_What the task requires_:
Search the material and gather each line with "ªÀÄgÁoÁ" in it.

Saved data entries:
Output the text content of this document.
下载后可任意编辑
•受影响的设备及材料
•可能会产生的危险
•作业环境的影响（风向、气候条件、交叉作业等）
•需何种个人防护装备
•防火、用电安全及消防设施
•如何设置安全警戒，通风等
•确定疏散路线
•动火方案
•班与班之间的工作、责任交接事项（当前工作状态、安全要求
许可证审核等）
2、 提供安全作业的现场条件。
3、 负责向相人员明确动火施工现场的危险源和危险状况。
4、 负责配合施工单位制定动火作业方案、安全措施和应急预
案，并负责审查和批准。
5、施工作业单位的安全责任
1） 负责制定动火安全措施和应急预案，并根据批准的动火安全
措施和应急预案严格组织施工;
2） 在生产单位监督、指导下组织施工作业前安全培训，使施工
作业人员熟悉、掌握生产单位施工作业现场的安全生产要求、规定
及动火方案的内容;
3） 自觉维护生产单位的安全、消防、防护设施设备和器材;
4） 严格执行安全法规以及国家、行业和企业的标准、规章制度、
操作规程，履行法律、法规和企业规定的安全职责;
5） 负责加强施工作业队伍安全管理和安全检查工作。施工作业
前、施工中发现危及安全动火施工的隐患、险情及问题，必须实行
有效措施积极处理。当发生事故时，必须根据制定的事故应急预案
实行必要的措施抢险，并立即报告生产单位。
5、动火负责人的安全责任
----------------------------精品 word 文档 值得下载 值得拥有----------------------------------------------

...

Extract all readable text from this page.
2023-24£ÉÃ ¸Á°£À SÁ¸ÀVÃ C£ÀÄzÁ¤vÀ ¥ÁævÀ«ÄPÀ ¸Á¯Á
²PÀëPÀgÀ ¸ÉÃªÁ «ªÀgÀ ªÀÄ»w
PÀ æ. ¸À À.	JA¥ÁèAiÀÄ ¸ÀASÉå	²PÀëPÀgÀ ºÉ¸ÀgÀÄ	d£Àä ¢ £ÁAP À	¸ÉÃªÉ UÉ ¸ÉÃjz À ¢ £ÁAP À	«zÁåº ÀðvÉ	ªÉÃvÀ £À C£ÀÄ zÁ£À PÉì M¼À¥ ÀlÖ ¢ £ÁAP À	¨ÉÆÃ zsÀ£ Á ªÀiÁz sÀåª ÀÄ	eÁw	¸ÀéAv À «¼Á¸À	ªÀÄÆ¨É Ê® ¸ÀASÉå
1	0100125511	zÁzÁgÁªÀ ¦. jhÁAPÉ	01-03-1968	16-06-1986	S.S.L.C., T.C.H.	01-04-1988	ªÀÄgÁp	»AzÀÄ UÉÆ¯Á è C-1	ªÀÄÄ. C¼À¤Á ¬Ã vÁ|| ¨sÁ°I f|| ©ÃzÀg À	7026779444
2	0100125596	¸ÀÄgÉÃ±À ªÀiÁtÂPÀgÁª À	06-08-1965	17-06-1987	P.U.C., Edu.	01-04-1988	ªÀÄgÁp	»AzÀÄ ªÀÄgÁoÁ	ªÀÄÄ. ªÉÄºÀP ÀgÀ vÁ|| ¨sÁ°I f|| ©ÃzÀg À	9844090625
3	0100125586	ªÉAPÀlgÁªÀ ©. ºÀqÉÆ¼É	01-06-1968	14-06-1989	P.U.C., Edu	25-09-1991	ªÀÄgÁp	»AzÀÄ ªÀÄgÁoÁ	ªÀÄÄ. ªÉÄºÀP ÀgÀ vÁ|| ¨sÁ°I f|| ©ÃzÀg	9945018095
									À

_Task output_:
2	0100125596	¸ÀÄgÉÃ±À ªÀiÁtÂPÀgÁª À	06-08-1965	17-06-1987	P.U.C., Edu.	01-04-1988	ªÀÄgÁp	»AzÀÄ ªÀÄgÁoÁ	ªÀÄÄ. ªÉÄºÀP ÀgÀ vÁ|| ¨sÁ°I f|| ©ÃzÀg À	9844090625
3	0100125586	ªÉAPÀlgÁªÀ ©. ºÀqÉÆ¼É	01-06-1968	14-06-1989	P.U.C., Edu	25-09-1991	ªÀÄgÁp	»AzÀÄ ªÀÄgÁoÁ	ªÀÄÄ. ªÉÄºÀP ÀgÀ vÁ|| ¨sÁ°I f|| ©ÃzÀg	9945018095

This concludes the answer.